** Stated task **
Your task is to repeat all of the material exactly.

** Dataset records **
--- Start ---

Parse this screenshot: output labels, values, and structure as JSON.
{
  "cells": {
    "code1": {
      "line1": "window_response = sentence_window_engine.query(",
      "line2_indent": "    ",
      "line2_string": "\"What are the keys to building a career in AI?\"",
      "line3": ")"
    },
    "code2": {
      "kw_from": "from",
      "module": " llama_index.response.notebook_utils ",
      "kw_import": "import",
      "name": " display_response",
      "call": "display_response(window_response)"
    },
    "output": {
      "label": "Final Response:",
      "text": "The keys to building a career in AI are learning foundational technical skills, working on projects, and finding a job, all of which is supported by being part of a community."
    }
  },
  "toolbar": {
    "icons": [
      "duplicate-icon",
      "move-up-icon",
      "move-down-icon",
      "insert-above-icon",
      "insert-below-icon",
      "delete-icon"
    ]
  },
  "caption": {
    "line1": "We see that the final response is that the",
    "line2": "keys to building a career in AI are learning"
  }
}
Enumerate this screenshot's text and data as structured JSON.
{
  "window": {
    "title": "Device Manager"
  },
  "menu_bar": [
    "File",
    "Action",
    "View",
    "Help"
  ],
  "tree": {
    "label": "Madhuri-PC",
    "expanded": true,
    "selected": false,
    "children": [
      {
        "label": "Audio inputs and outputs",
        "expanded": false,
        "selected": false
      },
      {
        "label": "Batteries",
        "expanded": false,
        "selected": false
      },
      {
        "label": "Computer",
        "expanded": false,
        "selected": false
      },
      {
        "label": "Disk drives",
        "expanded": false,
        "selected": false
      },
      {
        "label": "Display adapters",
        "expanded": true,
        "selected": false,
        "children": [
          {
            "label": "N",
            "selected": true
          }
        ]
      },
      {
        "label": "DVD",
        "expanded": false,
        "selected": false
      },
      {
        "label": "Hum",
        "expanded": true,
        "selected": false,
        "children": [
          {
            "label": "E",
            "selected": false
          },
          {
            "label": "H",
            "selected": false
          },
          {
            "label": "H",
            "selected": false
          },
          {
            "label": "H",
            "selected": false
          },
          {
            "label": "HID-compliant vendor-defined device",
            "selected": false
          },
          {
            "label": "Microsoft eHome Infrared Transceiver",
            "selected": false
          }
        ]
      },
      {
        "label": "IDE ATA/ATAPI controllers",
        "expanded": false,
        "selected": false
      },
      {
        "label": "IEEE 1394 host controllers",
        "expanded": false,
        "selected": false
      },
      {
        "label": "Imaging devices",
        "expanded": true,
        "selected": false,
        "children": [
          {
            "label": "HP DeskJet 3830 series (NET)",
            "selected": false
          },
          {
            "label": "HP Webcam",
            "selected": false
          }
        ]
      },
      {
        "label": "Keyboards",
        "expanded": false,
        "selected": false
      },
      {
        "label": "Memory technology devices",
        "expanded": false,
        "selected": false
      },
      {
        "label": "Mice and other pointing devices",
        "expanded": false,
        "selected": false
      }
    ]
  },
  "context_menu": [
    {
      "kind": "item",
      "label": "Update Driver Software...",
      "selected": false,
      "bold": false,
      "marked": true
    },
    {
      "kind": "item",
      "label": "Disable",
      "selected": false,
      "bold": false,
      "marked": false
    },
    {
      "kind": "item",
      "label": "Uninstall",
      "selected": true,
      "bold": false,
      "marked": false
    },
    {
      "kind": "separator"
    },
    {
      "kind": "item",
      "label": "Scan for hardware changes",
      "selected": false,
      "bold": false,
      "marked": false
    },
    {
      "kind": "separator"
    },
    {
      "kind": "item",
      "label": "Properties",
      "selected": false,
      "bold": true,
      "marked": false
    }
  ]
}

--- End ---

** The solution **
Parse this screenshot: output labels, values, and structure as JSON.
{
  "cells": {
    "code1": {
      "line1": "window_response = sentence_window_engine.query(",
      "line2_indent": "    ",
      "line2_string": "\"What are the keys to building a career in AI?\"",
      "line3": ")"
    },
    "code2": {
      "kw_from": "from",
      "module": " llama_index.response.notebook_utils ",
      "kw_import": "import",
      "name": " display_response",
      "call": "display_response(window_response)"
    },
    "output": {
      "label": "Final Response:",
      "text": "The keys to building a career in AI are learning foundational technical skills, working on projects, and finding a job, all of which is supported by being part of a community."
    }
  },
  "toolbar": {
    "icons": [
      "duplicate-icon",
      "move-up-icon",
      "move-down-icon",
      "insert-above-icon",
      "insert-below-icon",
      "delete-icon"
    ]
  },
  "caption": {
    "line1": "We see that the final response is that the",
    "line2": "keys to building a career in AI are learning"
  }
}
Enumerate this screenshot's text and data as structured JSON.
{
  "window": {
    "title": "Device Manager"
  },
  "menu_bar": [
    "File",
    "Action",
    "View",
    "Help"
  ],
  "tree": {
    "label": "Madhuri-PC",
    "expanded": true,
    "selected": false,
    "children": [
      {
        "label": "Audio inputs and outputs",
        "expanded": false,
        "selected": false
      },
      {
        "label": "Batteries",
        "expanded": false,
        "selected": false
      },
      {
        "label": "Computer",
        "expanded": false,
        "selected": false
      },
      {
        "label": "Disk drives",
        "expanded": false,
        "selected": false
      },
      {
        "label": "Display adapters",
        "expanded": true,
        "selected": false,
        "children": [
          {
            "label": "N",
            "selected": true
          }
        ]
      },
      {
        "label": "DVD",
        "expanded": false,
        "selected": false
      },
      {
        "label": "Hum",
        "expanded": true,
        "selected": false,
        "children": [
          {
            "label": "E",
            "selected": false
          },
          {
            "label": "H",
            "selected": false
          },
          {
            "label": "H",
            "selected": false
          },
          {
            "label": "H",
            "selected": false
          },
          {
            "label": "HID-compliant vendor-defined device",
            "selected": false
          },
          {
            "label": "Microsoft eHome Infrared Transceiver",
            "selected": false
          }
        ]
      },
      {
        "label": "IDE ATA/ATAPI controllers",
        "expanded": false,
        "selected": false
      },
      {
        "label": "IEEE 1394 host controllers",
        "expanded": false,
        "selected": false
      },
      {
        "label": "Imaging devices",
        "expanded": true,
        "selected": false,
        "children": [
          {
            "label": "HP DeskJet 3830 series (NET)",
            "selected": false
          },
          {
            "label": "HP Webcam",
            "selected": false
          }
        ]
      },
      {
        "label": "Keyboards",
        "expanded": false,
        "selected": false
      },
      {
        "label": "Memory technology devices",
        "expanded": false,
        "selected": false
      },
      {
        "label": "Mice and other pointing devices",
        "expanded": false,
        "selected": false
      }
    ]
  },
  "context_menu": [
    {
      "kind": "item",
      "label": "Update Driver Software...",
      "selected": false,
      "bold": false,
      "marked": true
    },
    {
      "kind": "item",
      "label": "Disable",
      "selected": false,
      "bold": false,
      "marked": false
    },
    {
      "kind": "item",
      "label": "Uninstall",
      "selected": true,
      "bold": false,
      "marked": false
    },
    {
      "kind": "separator"
    },
    {
      "kind": "item",
      "label": "Scan for hardware changes",
      "selected": false,
      "bold": false,
      "marked": false
    },
    {
      "kind": "separator"
    },
    {
      "kind": "item",
      "label": "Properties",
      "selected": false,
      "bold": true,
      "marked": false
    }
  ]
}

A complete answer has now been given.